TASK -
Write out all the data again, exactly as it stands.

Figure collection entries
▽

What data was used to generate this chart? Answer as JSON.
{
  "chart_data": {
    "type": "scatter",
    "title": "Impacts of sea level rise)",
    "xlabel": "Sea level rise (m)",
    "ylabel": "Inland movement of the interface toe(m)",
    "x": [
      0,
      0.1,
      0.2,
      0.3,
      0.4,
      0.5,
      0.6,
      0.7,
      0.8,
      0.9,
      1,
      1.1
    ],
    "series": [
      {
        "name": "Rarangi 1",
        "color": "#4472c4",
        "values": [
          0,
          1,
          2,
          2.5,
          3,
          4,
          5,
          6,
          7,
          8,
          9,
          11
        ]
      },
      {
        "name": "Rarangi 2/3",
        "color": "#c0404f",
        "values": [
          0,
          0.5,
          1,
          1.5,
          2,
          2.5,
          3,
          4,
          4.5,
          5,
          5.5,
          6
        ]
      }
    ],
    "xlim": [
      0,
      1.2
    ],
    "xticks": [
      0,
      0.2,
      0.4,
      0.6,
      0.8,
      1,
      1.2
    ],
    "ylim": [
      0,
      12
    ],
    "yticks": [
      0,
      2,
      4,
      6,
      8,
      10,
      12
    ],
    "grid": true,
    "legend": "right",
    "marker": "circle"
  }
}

△

RESPONSE TO THIS TASK -
What data was used to generate this chart? Answer as JSON.
{
  "chart_data": {
    "type": "scatter",
    "title": "Impacts of sea level rise)",
    "xlabel": "Sea level rise (m)",
    "ylabel": "Inland movement of the interface toe(m)",
    "x": [
      0,
      0.1,
      0.2,
      0.3,
      0.4,
      0.5,
      0.6,
      0.7,
      0.8,
      0.9,
      1,
      1.1
    ],
    "series": [
      {
        "name": "Rarangi 1",
        "color": "#4472c4",
        "values": [
          0,
          1,
          2,
          2.5,
          3,
          4,
          5,
          6,
          7,
          8,
          9,
          11
        ]
      },
      {
        "name": "Rarangi 2/3",
        "color": "#c0404f",
        "values": [
          0,
          0.5,
          1,
          1.5,
          2,
          2.5,
          3,
          4,
          4.5,
          5,
          5.5,
          6
        ]
      }
    ],
    "xlim": [
      0,
      1.2
    ],
    "xticks": [
      0,
      0.2,
      0.4,
      0.6,
      0.8,
      1,
      1.2
    ],
    "ylim": [
      0,
      12
    ],
    "yticks": [
      0,
      2,
      4,
      6,
      8,
      10,
      12
    ],
    "grid": true,
    "legend": "right",
    "marker": "circle"
  }
}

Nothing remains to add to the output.